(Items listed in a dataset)

::::::::::

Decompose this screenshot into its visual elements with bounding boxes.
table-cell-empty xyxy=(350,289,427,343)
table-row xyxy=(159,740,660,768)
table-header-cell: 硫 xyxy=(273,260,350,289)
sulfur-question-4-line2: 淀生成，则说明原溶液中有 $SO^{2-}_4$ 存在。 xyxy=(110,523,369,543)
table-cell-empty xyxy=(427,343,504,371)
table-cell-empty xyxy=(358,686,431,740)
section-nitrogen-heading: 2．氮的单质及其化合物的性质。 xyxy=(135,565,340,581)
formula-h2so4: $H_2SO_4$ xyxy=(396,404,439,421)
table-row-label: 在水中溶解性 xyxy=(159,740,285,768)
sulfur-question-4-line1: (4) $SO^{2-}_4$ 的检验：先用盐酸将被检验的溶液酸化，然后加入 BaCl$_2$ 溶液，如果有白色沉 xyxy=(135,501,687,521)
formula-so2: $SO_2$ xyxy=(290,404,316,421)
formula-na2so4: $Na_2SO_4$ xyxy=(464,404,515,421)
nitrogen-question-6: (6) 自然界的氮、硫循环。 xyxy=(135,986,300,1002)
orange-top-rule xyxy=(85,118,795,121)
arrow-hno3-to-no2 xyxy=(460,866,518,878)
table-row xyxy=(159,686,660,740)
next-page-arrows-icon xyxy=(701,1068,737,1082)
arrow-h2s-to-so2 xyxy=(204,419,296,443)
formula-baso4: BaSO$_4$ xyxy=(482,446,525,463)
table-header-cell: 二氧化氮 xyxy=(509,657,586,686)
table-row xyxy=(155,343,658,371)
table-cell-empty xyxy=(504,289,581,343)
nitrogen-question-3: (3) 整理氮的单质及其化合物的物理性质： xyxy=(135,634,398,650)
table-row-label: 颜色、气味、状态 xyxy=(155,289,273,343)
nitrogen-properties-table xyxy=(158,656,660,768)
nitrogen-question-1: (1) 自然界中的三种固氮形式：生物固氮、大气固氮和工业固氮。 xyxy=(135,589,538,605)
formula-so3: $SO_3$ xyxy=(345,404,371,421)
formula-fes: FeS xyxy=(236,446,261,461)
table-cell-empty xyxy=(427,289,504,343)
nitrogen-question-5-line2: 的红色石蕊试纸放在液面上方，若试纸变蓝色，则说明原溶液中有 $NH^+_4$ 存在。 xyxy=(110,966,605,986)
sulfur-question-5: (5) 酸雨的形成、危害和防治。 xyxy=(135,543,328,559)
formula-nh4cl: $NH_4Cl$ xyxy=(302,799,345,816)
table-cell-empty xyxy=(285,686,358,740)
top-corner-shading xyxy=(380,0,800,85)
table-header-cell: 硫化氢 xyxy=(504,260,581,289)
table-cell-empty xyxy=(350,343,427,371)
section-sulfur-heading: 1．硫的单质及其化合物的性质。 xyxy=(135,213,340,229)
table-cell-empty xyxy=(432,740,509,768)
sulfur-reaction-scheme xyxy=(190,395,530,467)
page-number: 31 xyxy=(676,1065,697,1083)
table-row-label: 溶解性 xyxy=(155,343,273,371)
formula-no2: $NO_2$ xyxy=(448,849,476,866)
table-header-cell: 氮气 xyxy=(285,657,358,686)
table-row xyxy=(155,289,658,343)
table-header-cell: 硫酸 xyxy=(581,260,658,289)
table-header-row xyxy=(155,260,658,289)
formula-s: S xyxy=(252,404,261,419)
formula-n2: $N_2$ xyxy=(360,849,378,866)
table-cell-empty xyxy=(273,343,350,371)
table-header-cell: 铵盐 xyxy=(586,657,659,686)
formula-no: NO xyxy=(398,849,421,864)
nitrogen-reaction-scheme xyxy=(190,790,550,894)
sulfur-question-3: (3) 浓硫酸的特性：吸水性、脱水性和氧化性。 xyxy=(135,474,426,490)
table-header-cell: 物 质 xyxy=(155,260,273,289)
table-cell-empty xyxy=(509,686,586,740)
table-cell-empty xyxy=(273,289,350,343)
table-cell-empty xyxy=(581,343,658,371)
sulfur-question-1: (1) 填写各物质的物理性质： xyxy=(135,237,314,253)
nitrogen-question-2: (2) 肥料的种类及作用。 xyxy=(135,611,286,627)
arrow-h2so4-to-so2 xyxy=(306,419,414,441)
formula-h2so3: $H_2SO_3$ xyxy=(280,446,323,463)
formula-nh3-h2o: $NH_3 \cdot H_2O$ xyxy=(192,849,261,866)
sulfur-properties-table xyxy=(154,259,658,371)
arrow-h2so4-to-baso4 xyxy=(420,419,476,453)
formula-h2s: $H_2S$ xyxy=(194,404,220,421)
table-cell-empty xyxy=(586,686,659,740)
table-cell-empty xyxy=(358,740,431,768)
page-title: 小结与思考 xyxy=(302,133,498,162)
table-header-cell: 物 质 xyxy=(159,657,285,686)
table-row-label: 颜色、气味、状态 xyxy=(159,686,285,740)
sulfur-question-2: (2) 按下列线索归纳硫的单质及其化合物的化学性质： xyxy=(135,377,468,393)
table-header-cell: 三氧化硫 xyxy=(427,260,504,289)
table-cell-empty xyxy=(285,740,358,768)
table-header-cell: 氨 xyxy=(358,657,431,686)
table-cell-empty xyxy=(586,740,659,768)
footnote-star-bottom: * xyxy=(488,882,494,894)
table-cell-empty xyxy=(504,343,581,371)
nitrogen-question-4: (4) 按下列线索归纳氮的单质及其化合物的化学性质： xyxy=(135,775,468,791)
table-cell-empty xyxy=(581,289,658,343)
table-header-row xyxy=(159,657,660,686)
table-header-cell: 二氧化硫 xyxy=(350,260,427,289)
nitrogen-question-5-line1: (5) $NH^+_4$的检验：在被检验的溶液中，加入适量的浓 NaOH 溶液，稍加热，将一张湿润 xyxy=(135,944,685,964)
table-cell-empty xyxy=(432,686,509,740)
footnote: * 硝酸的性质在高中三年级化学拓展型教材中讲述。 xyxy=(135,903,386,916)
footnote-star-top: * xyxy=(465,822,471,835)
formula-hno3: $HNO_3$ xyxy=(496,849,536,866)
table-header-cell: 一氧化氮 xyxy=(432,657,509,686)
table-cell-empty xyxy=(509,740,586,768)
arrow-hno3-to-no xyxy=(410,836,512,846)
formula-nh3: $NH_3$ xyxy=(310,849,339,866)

::::::::::

-- PROBLEM --
Report each line above that contains the string "properties", copying every such line in full. Treat the match as case-sensitive.

-- SOLUTION FOR THIS EXERCISE --
nitrogen-properties-table xyxy=(158,656,660,768)
sulfur-properties-table xyxy=(154,259,658,371)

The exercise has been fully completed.